::: Recorded information
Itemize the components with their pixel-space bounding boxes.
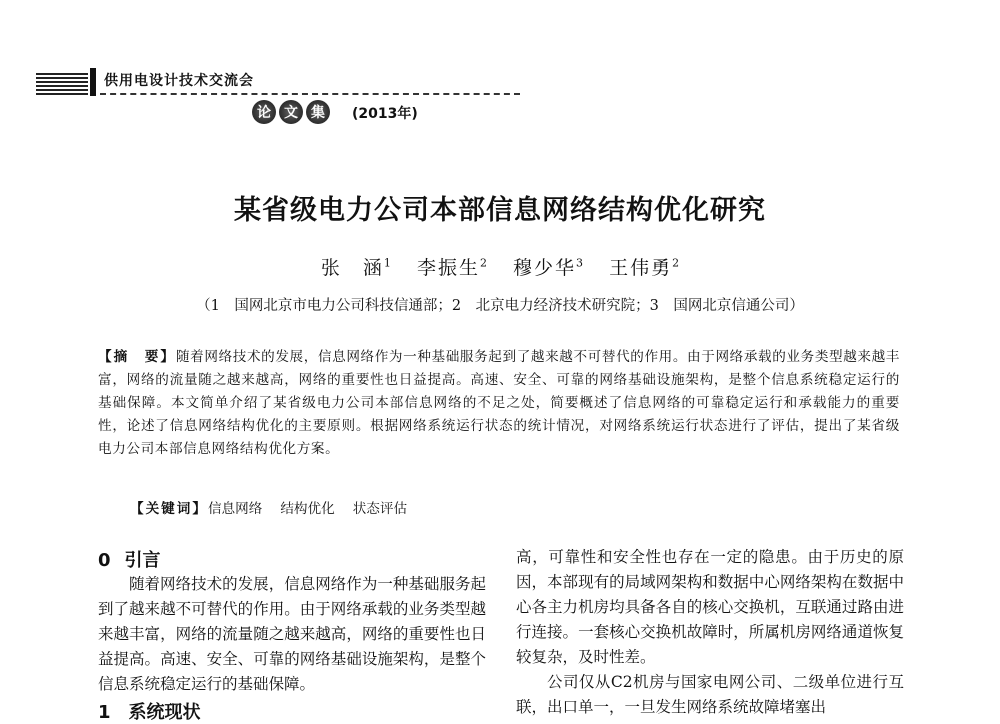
section-title: 引言 (124, 550, 161, 571)
header-decoration-bars (36, 73, 88, 95)
author-name: 张 涵 (320, 257, 384, 279)
keywords-label: 【关键词】 (130, 501, 208, 517)
section-heading-partial: 1 系统现状 (98, 702, 201, 723)
paper-title: 某省级电力公司本部信息网络结构优化研究 (234, 195, 766, 226)
author-affiliation-index: 1 (383, 256, 391, 270)
body-paragraph: 高，可靠性和安全性也存在一定的隐患。由于历史的原因，本部现有的局域网架构和数据中心网络架构在数据中心各主力机房均具备各自的核心交换机，互联通过路由进行连接。一套核心交换机故障时，所属机房网络通道恢复较复杂，及时性差。 (516, 548, 904, 666)
header-dashed-line (100, 93, 520, 95)
author-list (0, 253, 1000, 280)
header-year: (2013年) (352, 106, 418, 122)
author-name: 李振生 (416, 257, 480, 279)
section-heading (98, 546, 161, 572)
left-column (98, 572, 486, 697)
author-affiliation-index: 3 (576, 256, 584, 270)
author-name: 穆少华 (513, 257, 577, 279)
abstract (98, 346, 900, 461)
header-decoration-rule (90, 68, 96, 96)
abstract-label: 【摘 要】 (98, 349, 176, 365)
body-paragraph: 随着网络技术的发展，信息网络作为一种基础服务起到了越来越不可替代的作用。由于网络承载的业务类型越来越丰富，网络的流量随之越来越高，网络的重要性也日益提高。高速、安全、可靠的网络基础设施架构，是整个信息系统稳定运行的基础保障。 (98, 575, 486, 693)
keywords (130, 497, 425, 517)
seal-char: 文 (279, 100, 303, 124)
author (321, 257, 391, 279)
abstract-text: 随着网络技术的发展，信息网络作为一种基础服务起到了越来越不可替代的作用。由于网络承载的业务类型越来越丰富，网络的流量随之越来越高，网络的重要性也日益提高。高速、安全、可靠的网络基础设施架构，是整个信息系统稳定运行的基础保障。本文简单介绍了某省级电力公司本部信息网络的不足之处，简要概述了信息网络的可靠稳定运行和承载能力的重要性，论述了信息网络结构优化的主要原则。根据网络系统运行状态的统计情况，对网络系统运行状态进行了评估，提出了某省级电力公司本部信息网络结构优化方案。 (98, 349, 900, 457)
right-column (516, 545, 904, 720)
keyword: 结构优化 (280, 501, 335, 517)
running-header-title: 供用电设计技术交流会 (104, 73, 254, 89)
keyword: 信息网络 (207, 501, 263, 517)
keyword: 状态评估 (352, 501, 408, 517)
author (417, 257, 487, 279)
collection-seal (252, 100, 330, 126)
author-name: 王伟勇 (609, 257, 673, 279)
author-affiliation-index: 2 (672, 256, 680, 270)
body-paragraph: 公司仅从C2机房与国家电网公司、二级单位进行互联，出口单一，一旦发生网络系统故障堵塞出 (516, 673, 904, 716)
author (609, 257, 679, 279)
section-number: 0 (98, 550, 111, 571)
author-affiliation-index: 2 (479, 256, 487, 270)
author (513, 257, 583, 279)
seal-char: 论 (252, 100, 276, 124)
affiliations: （1 国网北京市电力公司科技信通部；2 北京电力经济技术研究院；3 国网北京信通公司） (196, 298, 804, 314)
seal-char: 集 (306, 100, 330, 124)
::::::
Challenge -
Reproduce only the part of the records that opens with the line containing "section-title: 引言 (124, 550, 161, 571)" and closes with the line containing "author-affiliation-index: 1 (383, 256, 391, 270)", swapping "paper-title" for "document-title" and keeping everything else the same.

Answer to this exercise -
section-title: 引言 (124, 550, 161, 571)
header-decoration-bars (36, 73, 88, 95)
author-name: 张 涵 (320, 257, 384, 279)
keywords-label: 【关键词】 (130, 501, 208, 517)
section-heading-partial: 1 系统现状 (98, 702, 201, 723)
document-title: 某省级电力公司本部信息网络结构优化研究 (234, 195, 766, 226)
author-affiliation-index: 1 (383, 256, 391, 270)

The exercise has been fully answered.